Moving companies in the lower middle market are typically valued on a multiple of Seller's Discretionary Earnings (SDE) or EBITDA, with multiples ranging from 2.5x to 4.5x depending on fleet condition, customer mix, and owner dependency. Buyers apply heavier scrutiny to asset quality and regulatory compliance than in most service businesses, since aging trucks and DOT violations can dramatically erode valuation. A well-run operation with diversified customers, a maintained fleet, and recurring corporate or military relocation contracts will consistently command the upper end of the multiple range.

2.5×

Low EBITDA Multiple

3.5×

Mid EBITDA Multiple

4.5×

High EBITDA Multiple

Moving companies with aging fleets, heavy owner dependency, seasonal revenue concentration, or customer concentration risk trade at 2.5x–3.0x EBITDA. Businesses with modern trucks, professional dispatch and operations management, a mix of residential and commercial accounts, strong online reputation, and storage revenue will attract multiples of 4.0x–4.5x. Most owner-operated regional movers with solid fundamentals transact in the 3.0x–3.75x range.

Sample Deal

$2,400,000

Revenue

$380,000

EBITDA

3.5x

Multiple

$1,330,000

Price

SBA 7(a) loan covering $1,100,000 (83%) with a 10% buyer equity injection of $133,000 and a seller note of $97,000 (7%) at 6% interest over 5 years. Earnout provision of up to $75,000 tied to retention of top three corporate relocation accounts over 18 months post-close. Seller agrees to a 90-day paid transition covering dispatch training and corporate account introductions.

Valuation Methods

EBITDA Multiple

The most common valuation method for moving companies with $1M–$5M in revenue. A buyer or appraiser calculates normalized EBITDA by adding back owner compensation, personal expenses, non-recurring costs, and depreciation, then applies a market multiple based on fleet quality, customer diversification, and business stability. This method reflects what a financial buyer using SBA financing would actually pay.

# Data for the task:
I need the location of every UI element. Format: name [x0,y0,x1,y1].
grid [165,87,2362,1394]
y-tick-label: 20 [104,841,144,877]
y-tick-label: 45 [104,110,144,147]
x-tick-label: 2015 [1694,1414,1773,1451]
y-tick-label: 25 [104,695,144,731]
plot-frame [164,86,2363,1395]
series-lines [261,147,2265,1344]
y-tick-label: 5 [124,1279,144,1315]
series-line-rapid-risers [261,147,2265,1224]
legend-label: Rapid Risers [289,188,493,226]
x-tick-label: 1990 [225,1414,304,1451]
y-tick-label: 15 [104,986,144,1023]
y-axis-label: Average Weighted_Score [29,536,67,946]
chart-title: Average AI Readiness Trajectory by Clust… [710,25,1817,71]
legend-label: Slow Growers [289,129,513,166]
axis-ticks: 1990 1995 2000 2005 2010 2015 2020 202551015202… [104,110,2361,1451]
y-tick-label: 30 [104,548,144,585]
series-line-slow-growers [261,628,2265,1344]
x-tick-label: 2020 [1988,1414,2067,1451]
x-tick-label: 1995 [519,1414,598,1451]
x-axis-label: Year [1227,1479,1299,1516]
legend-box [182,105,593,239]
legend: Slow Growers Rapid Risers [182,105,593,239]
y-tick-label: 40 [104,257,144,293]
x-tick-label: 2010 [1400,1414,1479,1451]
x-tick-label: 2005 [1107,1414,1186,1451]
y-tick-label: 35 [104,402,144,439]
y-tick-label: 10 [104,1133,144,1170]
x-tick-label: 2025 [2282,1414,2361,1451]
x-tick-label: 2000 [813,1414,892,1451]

# Short exercise A:
Rewrite all of the records listed above, changing every instance of "x-tick-label" to "x-axis-tick" and leaving everything else as it is.
# Short exercise B:
Continue the text on valuing moving companies from the point where it ends.

# Output A:
I need the location of every UI element. Format: name [x0,y0,x1,y1].
grid [165,87,2362,1394]
y-tick-label: 20 [104,841,144,877]
y-tick-label: 45 [104,110,144,147]
x-axis-tick: 2015 [1694,1414,1773,1451]
y-tick-label: 25 [104,695,144,731]
plot-frame [164,86,2363,1395]
series-lines [261,147,2265,1344]
y-tick-label: 5 [124,1279,144,1315]
series-line-rapid-risers [261,147,2265,1224]
legend-label: Rapid Risers [289,188,493,226]
x-axis-tick: 1990 [225,1414,304,1451]
y-tick-label: 15 [104,986,144,1023]
y-axis-label: Average Weighted_Score [29,536,67,946]
chart-title: Average AI Readiness Trajectory by Clust… [710,25,1817,71]
legend-label: Slow Growers [289,129,513,166]
axis-ticks: 1990 1995 2000 2005 2010 2015 2020 202551015202… [104,110,2361,1451]
y-tick-label: 30 [104,548,144,585]
series-line-slow-growers [261,628,2265,1344]
x-axis-tick: 2020 [1988,1414,2067,1451]
x-axis-tick: 1995 [519,1414,598,1451]
x-axis-label: Year [1227,1479,1299,1516]
legend-box [182,105,593,239]
legend: Slow Growers Rapid Risers [182,105,593,239]
y-tick-label: 40 [104,257,144,293]
x-axis-tick: 2010 [1400,1414,1479,1451]
x-axis-tick: 2005 [1107,1414,1186,1451]
y-tick-label: 35 [104,402,144,439]
y-tick-label: 10 [104,1133,144,1170]
x-axis-tick: 2025 [2282,1414,2361,1451]
x-axis-tick: 2000 [813,1414,892,1451]

# Output B:
Best for: Moving companies generating $300K–$1M+ in normalized EBITDA with 3+ years of clean financials and a fleet of 3 or more trucks.

Seller's Discretionary Earnings (SDE)

For owner-operated moving companies where the owner handles dispatch, sales, or estimating, SDE is the preferred measure. SDE adds back the owner's total compensation and benefits to net income, then applies a multiple of 2.5x–3.5x. This method captures the full economic benefit to a hands-on owner-operator buyer replacing the current operator.

Best for: Single-owner moving businesses with $1M–$2.5M in revenue where the operator is deeply embedded in daily operations, making EBITDA an incomplete picture of true earnings.

Asset-Based Valuation

When a moving company's earnings are inconsistent, declining, or difficult to normalize, buyers may shift to an asset-based approach — appraising the fleet, storage equipment, and goodwill separately. This method sets a floor on value equal to the liquidation or replacement value of the trucks, trailers, pads, and dollies, plus any transferable contracts or brand equity.

Best for: Distressed or turnaround situations, businesses with significant deferred maintenance, or cases where a buyer is primarily acquiring the fleet and DOT authority rather than paying for goodwill.

Value Drivers

Recurring Corporate or Military Relocation Contracts

Long-term contracts with corporate HR departments, relocation management companies (RMCs), or military installation support programs transform unpredictable residential volume into predictable, scheduled revenue. Buyers pay a meaningful premium for moving businesses where 20–40% of revenue is under contract with creditworthy commercial clients.

Modern, Well-Maintained Fleet with Documented Service Records

A fleet of trucks averaging under 8 years old with complete maintenance logs, current DOT inspections, and low deferred capital expenditure needs is one of the most direct value accelerators in a moving company sale. Buyers using SBA financing are especially sensitive to fleet condition because lenders scrutinize collateral quality and post-close capital needs.

Strong Online Reputation Across Google, Yelp, and Moving Platforms

Moving is a high-trust, low-repeat purchase where 4.5+ star ratings with hundreds of reviews serve as the primary sales engine. A strong reputation on Google, Yelp, and platforms like HireAHelper or Moving.com generates inbound leads at low cost and creates a durable local brand moat that a new competitor cannot replicate quickly.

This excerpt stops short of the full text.